## Request
Pick out each line containing the string "this".

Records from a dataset
+++

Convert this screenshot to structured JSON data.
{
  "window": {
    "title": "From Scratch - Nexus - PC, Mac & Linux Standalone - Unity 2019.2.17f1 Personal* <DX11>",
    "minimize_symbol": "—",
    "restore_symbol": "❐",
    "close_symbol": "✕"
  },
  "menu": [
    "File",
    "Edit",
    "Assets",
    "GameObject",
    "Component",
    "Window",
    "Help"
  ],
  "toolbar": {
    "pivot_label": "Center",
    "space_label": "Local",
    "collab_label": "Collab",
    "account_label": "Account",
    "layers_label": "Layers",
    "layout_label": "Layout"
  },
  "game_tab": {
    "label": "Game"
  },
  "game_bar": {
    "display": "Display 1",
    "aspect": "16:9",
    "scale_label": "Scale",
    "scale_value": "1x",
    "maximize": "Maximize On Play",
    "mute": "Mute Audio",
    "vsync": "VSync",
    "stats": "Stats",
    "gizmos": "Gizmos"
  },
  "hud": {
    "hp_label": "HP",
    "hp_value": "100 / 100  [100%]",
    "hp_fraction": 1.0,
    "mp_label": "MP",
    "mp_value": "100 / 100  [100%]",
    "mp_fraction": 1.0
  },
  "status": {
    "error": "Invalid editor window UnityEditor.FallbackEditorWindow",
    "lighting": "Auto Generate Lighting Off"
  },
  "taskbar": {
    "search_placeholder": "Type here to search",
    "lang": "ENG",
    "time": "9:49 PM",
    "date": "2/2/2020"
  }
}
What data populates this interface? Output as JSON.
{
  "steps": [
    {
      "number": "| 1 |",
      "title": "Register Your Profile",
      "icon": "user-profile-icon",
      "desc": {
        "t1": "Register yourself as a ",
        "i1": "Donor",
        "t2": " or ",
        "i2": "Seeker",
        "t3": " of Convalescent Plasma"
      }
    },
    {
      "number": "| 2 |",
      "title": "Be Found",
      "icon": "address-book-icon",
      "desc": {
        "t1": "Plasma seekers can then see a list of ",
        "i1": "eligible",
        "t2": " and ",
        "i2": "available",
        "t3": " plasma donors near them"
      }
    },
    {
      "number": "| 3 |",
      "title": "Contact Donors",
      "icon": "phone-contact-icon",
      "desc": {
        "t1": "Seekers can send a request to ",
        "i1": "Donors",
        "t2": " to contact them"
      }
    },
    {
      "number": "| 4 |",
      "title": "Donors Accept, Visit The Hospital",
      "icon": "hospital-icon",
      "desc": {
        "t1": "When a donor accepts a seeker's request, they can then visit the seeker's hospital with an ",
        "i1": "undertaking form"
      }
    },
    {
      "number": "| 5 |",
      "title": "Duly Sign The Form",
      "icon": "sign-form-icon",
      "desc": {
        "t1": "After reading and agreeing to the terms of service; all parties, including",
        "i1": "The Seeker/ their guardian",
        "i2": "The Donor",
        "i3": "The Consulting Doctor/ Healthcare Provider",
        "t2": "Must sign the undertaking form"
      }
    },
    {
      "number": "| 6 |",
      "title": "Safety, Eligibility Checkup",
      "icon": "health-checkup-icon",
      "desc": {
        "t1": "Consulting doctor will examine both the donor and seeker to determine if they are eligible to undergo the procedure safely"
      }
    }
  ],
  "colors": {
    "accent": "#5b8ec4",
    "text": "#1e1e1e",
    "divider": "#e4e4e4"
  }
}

+++

## The solution
Convert this screenshot to structured JSON data.
What data populates this interface? Output as JSON.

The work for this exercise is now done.